**WHAT TO DO:**
Repeat all of the data precisely.

## start

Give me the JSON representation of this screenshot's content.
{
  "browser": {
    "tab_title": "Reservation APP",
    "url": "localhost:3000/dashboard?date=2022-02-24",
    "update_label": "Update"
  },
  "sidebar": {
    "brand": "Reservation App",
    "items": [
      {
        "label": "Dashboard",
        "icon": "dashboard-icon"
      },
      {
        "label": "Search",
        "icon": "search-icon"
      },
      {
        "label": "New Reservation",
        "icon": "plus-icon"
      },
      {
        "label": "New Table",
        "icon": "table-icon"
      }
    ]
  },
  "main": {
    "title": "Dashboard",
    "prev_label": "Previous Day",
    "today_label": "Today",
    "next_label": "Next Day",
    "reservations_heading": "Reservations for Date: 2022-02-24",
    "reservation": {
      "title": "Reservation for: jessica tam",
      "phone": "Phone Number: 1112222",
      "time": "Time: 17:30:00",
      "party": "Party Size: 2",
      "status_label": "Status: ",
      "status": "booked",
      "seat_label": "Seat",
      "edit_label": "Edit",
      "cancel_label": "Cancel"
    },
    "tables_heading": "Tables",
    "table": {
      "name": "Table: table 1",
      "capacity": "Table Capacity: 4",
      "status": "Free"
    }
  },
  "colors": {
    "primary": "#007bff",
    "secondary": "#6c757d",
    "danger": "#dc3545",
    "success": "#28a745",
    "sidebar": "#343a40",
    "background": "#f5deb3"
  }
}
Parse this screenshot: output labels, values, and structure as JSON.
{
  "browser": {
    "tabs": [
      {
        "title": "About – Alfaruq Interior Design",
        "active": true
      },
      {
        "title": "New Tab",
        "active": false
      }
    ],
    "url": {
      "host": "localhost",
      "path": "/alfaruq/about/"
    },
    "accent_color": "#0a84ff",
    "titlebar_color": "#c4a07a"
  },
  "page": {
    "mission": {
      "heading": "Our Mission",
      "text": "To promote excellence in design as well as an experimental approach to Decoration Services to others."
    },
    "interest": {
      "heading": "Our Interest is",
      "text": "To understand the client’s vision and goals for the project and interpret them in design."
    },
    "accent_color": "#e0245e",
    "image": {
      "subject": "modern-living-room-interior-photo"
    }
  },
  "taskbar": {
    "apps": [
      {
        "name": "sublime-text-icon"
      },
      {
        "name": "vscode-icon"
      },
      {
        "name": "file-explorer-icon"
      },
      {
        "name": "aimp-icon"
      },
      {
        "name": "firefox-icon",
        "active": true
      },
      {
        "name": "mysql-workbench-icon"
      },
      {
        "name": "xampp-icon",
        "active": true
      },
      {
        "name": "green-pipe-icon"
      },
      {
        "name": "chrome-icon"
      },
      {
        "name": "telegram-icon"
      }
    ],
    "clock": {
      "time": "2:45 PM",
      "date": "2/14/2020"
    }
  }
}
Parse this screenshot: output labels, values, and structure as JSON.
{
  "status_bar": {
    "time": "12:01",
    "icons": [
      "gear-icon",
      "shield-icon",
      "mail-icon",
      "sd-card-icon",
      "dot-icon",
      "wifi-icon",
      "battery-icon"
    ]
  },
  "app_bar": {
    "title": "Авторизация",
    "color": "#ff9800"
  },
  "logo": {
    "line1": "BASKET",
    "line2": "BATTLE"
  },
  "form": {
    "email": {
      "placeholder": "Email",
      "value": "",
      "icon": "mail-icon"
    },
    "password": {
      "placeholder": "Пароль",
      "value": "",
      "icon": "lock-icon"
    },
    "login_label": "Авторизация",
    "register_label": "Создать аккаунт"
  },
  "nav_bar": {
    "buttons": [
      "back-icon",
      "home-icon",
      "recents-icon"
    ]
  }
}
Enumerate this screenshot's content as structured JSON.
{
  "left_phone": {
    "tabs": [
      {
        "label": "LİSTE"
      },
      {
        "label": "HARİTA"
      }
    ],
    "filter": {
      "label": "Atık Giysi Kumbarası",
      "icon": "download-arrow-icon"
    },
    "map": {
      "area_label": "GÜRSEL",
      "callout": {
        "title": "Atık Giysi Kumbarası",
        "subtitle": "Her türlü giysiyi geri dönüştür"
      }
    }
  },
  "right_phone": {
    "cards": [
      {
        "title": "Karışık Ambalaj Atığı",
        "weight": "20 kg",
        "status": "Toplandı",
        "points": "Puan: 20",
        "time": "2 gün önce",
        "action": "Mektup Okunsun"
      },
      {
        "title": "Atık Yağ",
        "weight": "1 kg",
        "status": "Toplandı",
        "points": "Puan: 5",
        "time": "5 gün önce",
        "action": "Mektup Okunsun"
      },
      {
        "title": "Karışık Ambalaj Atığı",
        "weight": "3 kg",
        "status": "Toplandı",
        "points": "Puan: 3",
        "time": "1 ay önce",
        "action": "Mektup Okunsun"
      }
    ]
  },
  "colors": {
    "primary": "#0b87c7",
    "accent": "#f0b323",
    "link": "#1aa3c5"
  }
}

## end

**COMPLETE RESPONSE:**
Give me the JSON representation of this screenshot's content.
{
  "browser": {
    "tab_title": "Reservation APP",
    "url": "localhost:3000/dashboard?date=2022-02-24",
    "update_label": "Update"
  },
  "sidebar": {
    "brand": "Reservation App",
    "items": [
      {
        "label": "Dashboard",
        "icon": "dashboard-icon"
      },
      {
        "label": "Search",
        "icon": "search-icon"
      },
      {
        "label": "New Reservation",
        "icon": "plus-icon"
      },
      {
        "label": "New Table",
        "icon": "table-icon"
      }
    ]
  },
  "main": {
    "title": "Dashboard",
    "prev_label": "Previous Day",
    "today_label": "Today",
    "next_label": "Next Day",
    "reservations_heading": "Reservations for Date: 2022-02-24",
    "reservation": {
      "title": "Reservation for: jessica tam",
      "phone": "Phone Number: 1112222",
      "time": "Time: 17:30:00",
      "party": "Party Size: 2",
      "status_label": "Status: ",
      "status": "booked",
      "seat_label": "Seat",
      "edit_label": "Edit",
      "cancel_label": "Cancel"
    },
    "tables_heading": "Tables",
    "table": {
      "name": "Table: table 1",
      "capacity": "Table Capacity: 4",
      "status": "Free"
    }
  },
  "colors": {
    "primary": "#007bff",
    "secondary": "#6c757d",
    "danger": "#dc3545",
    "success": "#28a745",
    "sidebar": "#343a40",
    "background": "#f5deb3"
  }
}
Parse this screenshot: output labels, values, and structure as JSON.
{
  "browser": {
    "tabs": [
      {
        "title": "About – Alfaruq Interior Design",
        "active": true
      },
      {
        "title": "New Tab",
        "active": false
      }
    ],
    "url": {
      "host": "localhost",
      "path": "/alfaruq/about/"
    },
    "accent_color": "#0a84ff",
    "titlebar_color": "#c4a07a"
  },
  "page": {
    "mission": {
      "heading": "Our Mission",
      "text": "To promote excellence in design as well as an experimental approach to Decoration Services to others."
    },
    "interest": {
      "heading": "Our Interest is",
      "text": "To understand the client’s vision and goals for the project and interpret them in design."
    },
    "accent_color": "#e0245e",
    "image": {
      "subject": "modern-living-room-interior-photo"
    }
  },
  "taskbar": {
    "apps": [
      {
        "name": "sublime-text-icon"
      },
      {
        "name": "vscode-icon"
      },
      {
        "name": "file-explorer-icon"
      },
      {
        "name": "aimp-icon"
      },
      {
        "name": "firefox-icon",
        "active": true
      },
      {
        "name": "mysql-workbench-icon"
      },
      {
        "name": "xampp-icon",
        "active": true
      },
      {
        "name": "green-pipe-icon"
      },
      {
        "name": "chrome-icon"
      },
      {
        "name": "telegram-icon"
      }
    ],
    "clock": {
      "time": "2:45 PM",
      "date": "2/14/2020"
    }
  }
}
Parse this screenshot: output labels, values, and structure as JSON.
{
  "status_bar": {
    "time": "12:01",
    "icons": [
      "gear-icon",
      "shield-icon",
      "mail-icon",
      "sd-card-icon",
      "dot-icon",
      "wifi-icon",
      "battery-icon"
    ]
  },
  "app_bar": {
    "title": "Авторизация",
    "color": "#ff9800"
  },
  "logo": {
    "line1": "BASKET",
    "line2": "BATTLE"
  },
  "form": {
    "email": {
      "placeholder": "Email",
      "value": "",
      "icon": "mail-icon"
    },
    "password": {
      "placeholder": "Пароль",
      "value": "",
      "icon": "lock-icon"
    },
    "login_label": "Авторизация",
    "register_label": "Создать аккаунт"
  },
  "nav_bar": {
    "buttons": [
      "back-icon",
      "home-icon",
      "recents-icon"
    ]
  }
}
Enumerate this screenshot's content as structured JSON.
{
  "left_phone": {
    "tabs": [
      {
        "label": "LİSTE"
      },
      {
        "label": "HARİTA"
      }
    ],
    "filter": {
      "label": "Atık Giysi Kumbarası",
      "icon": "download-arrow-icon"
    },
    "map": {
      "area_label": "GÜRSEL",
      "callout": {
        "title": "Atık Giysi Kumbarası",
        "subtitle": "Her türlü giysiyi geri dönüştür"
      }
    }
  },
  "right_phone": {
    "cards": [
      {
        "title": "Karışık Ambalaj Atığı",
        "weight": "20 kg",
        "status": "Toplandı",
        "points": "Puan: 20",
        "time": "2 gün önce",
        "action": "Mektup Okunsun"
      },
      {
        "title": "Atık Yağ",
        "weight": "1 kg",
        "status": "Toplandı",
        "points": "Puan: 5",
        "time": "5 gün önce",
        "action": "Mektup Okunsun"
      },
      {
        "title": "Karışık Ambalaj Atığı",
        "weight": "3 kg",
        "status": "Toplandı",
        "points": "Puan: 3",
        "time": "1 ay önce",
        "action": "Mektup Okunsun"
      }
    ]
  },
  "colors": {
    "primary": "#0b87c7",
    "accent": "#f0b323",
    "link": "#1aa3c5"
  }
}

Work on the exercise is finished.